Collect each line containing "running".

───── Material to process ─────

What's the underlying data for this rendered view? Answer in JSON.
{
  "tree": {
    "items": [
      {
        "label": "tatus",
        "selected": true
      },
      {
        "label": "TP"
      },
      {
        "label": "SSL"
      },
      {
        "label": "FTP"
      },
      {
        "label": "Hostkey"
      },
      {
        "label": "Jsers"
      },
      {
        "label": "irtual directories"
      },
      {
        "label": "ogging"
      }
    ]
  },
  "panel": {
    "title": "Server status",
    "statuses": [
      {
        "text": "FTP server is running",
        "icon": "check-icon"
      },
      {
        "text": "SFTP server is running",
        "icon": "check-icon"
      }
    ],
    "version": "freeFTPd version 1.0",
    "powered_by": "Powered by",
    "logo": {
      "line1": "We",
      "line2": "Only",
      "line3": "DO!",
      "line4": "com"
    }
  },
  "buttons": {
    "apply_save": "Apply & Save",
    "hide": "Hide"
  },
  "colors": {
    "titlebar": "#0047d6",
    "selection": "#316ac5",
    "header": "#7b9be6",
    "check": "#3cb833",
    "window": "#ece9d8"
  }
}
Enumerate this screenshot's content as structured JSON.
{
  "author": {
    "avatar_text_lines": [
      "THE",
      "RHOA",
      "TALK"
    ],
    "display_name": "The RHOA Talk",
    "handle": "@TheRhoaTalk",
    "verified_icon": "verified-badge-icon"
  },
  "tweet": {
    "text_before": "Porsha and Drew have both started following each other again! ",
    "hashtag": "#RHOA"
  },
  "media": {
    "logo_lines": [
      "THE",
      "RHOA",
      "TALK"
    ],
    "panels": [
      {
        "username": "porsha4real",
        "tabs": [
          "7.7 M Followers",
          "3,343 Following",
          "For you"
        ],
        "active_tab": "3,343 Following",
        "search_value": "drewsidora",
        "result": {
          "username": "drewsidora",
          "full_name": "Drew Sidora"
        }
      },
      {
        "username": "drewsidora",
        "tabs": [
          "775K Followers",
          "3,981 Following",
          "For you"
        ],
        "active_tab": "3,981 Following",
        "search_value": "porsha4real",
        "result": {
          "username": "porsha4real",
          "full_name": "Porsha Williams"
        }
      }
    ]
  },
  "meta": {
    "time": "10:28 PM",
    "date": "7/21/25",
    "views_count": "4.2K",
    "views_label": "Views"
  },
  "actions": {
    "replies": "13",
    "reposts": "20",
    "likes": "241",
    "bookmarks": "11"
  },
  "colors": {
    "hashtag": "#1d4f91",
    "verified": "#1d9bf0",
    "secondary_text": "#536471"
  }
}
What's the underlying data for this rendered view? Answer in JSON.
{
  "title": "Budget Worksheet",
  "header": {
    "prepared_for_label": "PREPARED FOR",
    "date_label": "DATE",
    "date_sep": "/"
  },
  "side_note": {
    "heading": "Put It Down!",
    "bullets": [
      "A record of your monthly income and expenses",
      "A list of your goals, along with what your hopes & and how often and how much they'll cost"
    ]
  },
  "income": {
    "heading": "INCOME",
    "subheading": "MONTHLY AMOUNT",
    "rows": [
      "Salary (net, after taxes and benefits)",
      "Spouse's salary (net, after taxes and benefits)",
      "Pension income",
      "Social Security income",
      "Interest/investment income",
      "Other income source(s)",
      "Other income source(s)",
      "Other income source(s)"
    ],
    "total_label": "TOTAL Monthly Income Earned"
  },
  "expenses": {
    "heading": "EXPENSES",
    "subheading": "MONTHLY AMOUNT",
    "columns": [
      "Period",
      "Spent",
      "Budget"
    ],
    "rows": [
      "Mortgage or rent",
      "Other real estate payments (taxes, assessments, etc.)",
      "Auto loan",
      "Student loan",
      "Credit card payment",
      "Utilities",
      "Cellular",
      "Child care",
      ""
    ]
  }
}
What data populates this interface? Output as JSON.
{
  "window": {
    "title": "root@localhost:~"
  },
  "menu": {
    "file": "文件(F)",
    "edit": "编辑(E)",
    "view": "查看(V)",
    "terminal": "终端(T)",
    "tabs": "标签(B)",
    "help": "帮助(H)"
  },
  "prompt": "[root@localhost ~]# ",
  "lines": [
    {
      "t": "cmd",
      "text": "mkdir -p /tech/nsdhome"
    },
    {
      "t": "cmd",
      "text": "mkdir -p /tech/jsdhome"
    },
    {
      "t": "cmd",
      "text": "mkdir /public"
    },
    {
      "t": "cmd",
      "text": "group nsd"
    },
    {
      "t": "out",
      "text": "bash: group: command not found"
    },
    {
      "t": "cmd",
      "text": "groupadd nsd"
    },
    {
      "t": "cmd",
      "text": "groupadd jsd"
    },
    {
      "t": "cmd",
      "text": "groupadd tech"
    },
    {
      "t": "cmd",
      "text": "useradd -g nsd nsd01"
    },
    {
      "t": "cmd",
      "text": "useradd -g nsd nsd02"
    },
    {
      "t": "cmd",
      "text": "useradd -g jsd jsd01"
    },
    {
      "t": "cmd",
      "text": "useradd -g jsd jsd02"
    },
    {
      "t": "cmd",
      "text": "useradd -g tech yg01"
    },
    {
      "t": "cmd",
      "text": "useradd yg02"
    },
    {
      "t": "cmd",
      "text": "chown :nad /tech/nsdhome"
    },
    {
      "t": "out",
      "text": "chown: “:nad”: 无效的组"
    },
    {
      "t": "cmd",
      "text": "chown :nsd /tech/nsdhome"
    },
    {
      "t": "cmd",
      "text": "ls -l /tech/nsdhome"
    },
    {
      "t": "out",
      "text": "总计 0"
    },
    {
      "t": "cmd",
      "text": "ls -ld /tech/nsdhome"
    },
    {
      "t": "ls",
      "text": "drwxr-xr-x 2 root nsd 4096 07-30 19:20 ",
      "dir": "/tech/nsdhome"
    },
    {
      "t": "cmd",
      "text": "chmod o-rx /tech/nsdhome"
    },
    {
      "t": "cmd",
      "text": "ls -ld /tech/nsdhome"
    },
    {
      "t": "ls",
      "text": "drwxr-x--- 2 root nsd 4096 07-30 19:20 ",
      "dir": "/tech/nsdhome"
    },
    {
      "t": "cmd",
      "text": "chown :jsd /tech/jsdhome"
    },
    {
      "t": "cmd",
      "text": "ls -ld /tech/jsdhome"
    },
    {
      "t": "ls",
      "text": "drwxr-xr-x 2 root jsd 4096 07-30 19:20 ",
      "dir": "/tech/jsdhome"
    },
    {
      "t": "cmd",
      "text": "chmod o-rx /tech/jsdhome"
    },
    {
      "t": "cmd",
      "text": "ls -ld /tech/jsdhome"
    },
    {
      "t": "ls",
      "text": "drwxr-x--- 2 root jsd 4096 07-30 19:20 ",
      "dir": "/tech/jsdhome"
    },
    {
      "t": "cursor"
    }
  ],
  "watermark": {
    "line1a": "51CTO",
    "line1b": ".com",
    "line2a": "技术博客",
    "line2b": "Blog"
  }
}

─────

* [Response to this exercise]
        "text": "FTP server is running",
        "text": "SFTP server is running",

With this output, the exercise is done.